GOAL>
Using the material below, copy every line where "name" appears.
========================================================================
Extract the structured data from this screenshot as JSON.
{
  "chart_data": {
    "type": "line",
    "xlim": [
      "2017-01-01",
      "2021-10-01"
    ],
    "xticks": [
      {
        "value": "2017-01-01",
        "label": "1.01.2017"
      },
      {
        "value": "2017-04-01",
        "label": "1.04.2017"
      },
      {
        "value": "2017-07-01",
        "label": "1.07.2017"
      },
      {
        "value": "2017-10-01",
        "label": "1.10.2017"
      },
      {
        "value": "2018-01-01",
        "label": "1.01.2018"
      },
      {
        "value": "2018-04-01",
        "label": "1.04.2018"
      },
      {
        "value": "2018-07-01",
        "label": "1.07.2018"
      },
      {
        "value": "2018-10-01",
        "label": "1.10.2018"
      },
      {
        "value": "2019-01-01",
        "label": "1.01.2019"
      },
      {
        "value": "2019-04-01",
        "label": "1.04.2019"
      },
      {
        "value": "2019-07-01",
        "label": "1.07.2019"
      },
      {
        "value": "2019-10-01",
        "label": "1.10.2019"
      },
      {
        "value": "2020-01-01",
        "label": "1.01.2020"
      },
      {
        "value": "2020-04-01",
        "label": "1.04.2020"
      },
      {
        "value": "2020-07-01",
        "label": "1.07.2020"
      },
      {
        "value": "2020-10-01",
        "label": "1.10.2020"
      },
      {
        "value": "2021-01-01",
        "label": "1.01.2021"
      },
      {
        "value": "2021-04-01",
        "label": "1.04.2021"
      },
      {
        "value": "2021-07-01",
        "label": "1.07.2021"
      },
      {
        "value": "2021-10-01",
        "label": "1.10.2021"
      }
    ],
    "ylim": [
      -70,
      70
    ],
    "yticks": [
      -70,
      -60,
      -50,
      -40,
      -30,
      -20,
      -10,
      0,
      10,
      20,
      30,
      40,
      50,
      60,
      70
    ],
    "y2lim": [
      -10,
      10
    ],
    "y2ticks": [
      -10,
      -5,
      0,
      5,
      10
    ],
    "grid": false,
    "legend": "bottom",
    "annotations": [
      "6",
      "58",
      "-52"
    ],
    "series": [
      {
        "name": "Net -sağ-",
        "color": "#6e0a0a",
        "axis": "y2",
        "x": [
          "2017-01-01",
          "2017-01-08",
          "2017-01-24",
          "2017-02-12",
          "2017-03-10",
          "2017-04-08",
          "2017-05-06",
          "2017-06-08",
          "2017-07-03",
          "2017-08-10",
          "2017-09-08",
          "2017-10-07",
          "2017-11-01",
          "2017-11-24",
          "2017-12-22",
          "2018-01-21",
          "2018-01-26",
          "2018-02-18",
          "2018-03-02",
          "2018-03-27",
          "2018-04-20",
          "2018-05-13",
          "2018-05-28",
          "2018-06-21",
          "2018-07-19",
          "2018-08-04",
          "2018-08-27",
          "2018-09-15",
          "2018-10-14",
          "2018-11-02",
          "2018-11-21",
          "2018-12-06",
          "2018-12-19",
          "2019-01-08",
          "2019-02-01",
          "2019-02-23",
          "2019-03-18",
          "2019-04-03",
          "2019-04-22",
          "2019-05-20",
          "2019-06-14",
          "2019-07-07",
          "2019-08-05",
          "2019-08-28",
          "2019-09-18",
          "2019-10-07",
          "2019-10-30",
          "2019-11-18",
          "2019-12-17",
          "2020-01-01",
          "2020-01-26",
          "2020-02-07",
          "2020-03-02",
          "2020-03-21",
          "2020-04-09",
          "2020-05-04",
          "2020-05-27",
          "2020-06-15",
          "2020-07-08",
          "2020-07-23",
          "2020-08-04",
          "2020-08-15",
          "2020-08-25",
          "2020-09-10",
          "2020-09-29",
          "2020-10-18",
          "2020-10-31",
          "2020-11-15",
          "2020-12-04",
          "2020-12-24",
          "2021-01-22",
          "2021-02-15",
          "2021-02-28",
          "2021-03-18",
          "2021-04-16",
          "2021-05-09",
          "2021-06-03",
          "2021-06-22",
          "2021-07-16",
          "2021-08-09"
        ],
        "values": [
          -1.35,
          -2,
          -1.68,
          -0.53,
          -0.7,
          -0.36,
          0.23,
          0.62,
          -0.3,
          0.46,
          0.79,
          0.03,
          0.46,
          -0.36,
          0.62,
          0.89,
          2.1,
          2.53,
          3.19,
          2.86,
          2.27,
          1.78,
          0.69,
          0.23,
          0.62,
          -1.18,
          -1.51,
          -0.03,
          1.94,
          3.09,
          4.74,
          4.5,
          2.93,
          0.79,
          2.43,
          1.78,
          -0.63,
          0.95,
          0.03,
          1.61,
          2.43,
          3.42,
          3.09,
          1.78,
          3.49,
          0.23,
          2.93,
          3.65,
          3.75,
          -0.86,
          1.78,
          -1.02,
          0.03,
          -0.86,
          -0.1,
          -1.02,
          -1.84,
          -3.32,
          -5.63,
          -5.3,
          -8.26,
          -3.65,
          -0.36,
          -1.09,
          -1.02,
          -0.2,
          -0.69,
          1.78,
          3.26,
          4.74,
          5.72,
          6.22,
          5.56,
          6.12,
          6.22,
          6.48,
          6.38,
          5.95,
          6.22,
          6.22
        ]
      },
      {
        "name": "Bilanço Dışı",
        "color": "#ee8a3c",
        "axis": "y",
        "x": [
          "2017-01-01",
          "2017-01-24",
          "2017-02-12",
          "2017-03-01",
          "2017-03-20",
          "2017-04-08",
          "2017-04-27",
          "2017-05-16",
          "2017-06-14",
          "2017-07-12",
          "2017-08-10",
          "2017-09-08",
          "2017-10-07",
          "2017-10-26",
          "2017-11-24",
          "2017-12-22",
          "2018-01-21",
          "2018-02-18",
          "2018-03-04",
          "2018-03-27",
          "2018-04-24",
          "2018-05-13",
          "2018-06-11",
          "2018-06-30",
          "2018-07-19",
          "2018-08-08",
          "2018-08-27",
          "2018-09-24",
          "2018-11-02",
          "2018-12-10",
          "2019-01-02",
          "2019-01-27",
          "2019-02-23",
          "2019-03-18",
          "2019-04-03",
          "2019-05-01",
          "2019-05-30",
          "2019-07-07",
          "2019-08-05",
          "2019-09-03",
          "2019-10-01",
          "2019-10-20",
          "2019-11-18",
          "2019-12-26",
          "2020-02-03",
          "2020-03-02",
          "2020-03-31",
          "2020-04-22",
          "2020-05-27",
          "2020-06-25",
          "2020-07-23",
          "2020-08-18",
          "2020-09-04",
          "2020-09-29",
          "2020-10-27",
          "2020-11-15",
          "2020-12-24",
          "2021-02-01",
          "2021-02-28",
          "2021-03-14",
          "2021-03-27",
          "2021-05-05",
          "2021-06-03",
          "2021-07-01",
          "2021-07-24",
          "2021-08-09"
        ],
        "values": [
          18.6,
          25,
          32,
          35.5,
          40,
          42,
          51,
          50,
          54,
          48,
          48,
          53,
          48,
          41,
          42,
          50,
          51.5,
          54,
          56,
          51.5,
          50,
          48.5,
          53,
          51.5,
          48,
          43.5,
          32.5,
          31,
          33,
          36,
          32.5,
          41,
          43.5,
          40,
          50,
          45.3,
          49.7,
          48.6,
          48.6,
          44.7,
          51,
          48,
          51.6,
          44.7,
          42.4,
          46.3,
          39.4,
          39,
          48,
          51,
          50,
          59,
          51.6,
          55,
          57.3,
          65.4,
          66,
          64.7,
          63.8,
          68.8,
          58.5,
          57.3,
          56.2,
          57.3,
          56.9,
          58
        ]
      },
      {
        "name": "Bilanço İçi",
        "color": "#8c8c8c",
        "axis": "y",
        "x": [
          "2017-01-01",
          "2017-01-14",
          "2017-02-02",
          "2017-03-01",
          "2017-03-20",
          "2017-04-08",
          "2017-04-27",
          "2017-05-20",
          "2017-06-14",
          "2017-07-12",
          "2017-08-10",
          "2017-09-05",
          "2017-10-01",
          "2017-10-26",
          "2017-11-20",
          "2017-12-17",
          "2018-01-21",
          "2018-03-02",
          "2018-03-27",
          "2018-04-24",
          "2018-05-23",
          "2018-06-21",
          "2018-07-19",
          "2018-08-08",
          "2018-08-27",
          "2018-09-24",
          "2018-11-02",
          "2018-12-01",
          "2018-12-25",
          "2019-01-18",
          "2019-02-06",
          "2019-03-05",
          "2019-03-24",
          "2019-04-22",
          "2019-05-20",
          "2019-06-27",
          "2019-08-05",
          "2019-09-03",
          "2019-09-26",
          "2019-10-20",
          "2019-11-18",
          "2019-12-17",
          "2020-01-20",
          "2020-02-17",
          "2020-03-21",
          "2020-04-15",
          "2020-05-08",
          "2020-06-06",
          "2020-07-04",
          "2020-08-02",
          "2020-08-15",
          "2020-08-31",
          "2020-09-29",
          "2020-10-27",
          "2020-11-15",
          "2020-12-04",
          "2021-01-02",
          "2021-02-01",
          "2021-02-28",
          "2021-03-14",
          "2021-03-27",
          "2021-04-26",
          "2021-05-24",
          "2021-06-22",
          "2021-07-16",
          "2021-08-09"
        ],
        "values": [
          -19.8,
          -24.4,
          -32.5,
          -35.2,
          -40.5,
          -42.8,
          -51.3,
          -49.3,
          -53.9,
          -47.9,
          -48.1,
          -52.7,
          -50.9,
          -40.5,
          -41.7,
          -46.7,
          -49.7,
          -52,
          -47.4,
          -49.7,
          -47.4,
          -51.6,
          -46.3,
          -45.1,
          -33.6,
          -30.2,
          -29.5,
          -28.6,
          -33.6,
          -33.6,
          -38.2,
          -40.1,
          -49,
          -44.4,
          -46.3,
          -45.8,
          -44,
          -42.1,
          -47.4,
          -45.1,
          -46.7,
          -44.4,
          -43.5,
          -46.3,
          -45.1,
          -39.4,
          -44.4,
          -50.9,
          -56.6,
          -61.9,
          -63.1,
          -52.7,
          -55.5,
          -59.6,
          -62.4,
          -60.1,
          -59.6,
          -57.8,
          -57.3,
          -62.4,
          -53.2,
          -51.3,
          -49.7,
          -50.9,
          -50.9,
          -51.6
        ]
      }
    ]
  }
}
========================================================================
RESULT>
        "name": "Net -sağ-",
        "name": "Bilanço Dışı",
        "name": "Bilanço İçi",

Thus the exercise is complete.